Data listing
══════════════════════════════

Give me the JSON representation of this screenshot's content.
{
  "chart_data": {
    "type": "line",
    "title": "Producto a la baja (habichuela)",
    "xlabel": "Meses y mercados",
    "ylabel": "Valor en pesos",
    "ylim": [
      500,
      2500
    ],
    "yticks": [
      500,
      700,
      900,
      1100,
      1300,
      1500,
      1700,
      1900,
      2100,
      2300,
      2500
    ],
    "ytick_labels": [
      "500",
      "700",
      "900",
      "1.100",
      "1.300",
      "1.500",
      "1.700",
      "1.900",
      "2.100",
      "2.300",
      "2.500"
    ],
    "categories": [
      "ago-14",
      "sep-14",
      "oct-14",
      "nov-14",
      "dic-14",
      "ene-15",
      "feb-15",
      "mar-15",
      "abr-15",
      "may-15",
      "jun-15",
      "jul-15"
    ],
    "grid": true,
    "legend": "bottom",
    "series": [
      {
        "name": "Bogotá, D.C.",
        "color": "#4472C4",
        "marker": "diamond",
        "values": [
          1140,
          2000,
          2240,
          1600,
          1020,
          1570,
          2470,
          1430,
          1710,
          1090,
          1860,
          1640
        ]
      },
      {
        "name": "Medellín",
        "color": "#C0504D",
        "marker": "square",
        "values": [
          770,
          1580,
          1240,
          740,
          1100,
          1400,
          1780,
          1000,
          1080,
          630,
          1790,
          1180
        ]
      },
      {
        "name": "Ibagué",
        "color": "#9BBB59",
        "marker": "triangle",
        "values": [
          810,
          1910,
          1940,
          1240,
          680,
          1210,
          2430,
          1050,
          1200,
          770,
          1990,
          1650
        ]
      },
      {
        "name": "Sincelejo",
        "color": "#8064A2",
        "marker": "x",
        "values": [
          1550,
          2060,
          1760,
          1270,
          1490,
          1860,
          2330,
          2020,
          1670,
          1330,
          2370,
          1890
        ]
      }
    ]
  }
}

══════════════════════════════

Extract each line from the listing above, please, and repeat it exactly.

Give me the JSON representation of this screenshot's content.
{
  "chart_data": {
    "type": "line",
    "title": "Producto a la baja (habichuela)",
    "xlabel": "Meses y mercados",
    "ylabel": "Valor en pesos",
    "ylim": [
      500,
      2500
    ],
    "yticks": [
      500,
      700,
      900,
      1100,
      1300,
      1500,
      1700,
      1900,
      2100,
      2300,
      2500
    ],
    "ytick_labels": [
      "500",
      "700",
      "900",
      "1.100",
      "1.300",
      "1.500",
      "1.700",
      "1.900",
      "2.100",
      "2.300",
      "2.500"
    ],
    "categories": [
      "ago-14",
      "sep-14",
      "oct-14",
      "nov-14",
      "dic-14",
      "ene-15",
      "feb-15",
      "mar-15",
      "abr-15",
      "may-15",
      "jun-15",
      "jul-15"
    ],
    "grid": true,
    "legend": "bottom",
    "series": [
      {
        "name": "Bogotá, D.C.",
        "color": "#4472C4",
        "marker": "diamond",
        "values": [
          1140,
          2000,
          2240,
          1600,
          1020,
          1570,
          2470,
          1430,
          1710,
          1090,
          1860,
          1640
        ]
      },
      {
        "name": "Medellín",
        "color": "#C0504D",
        "marker": "square",
        "values": [
          770,
          1580,
          1240,
          740,
          1100,
          1400,
          1780,
          1000,
          1080,
          630,
          1790,
          1180
        ]
      },
      {
        "name": "Ibagué",
        "color": "#9BBB59",
        "marker": "triangle",
        "values": [
          810,
          1910,
          1940,
          1240,
          680,
          1210,
          2430,
          1050,
          1200,
          770,
          1990,
          1650
        ]
      },
      {
        "name": "Sincelejo",
        "color": "#8064A2",
        "marker": "x",
        "values": [
          1550,
          2060,
          1760,
          1270,
          1490,
          1860,
          2330,
          2020,
          1670,
          1330,
          2370,
          1890
        ]
      }
    ]
  }
}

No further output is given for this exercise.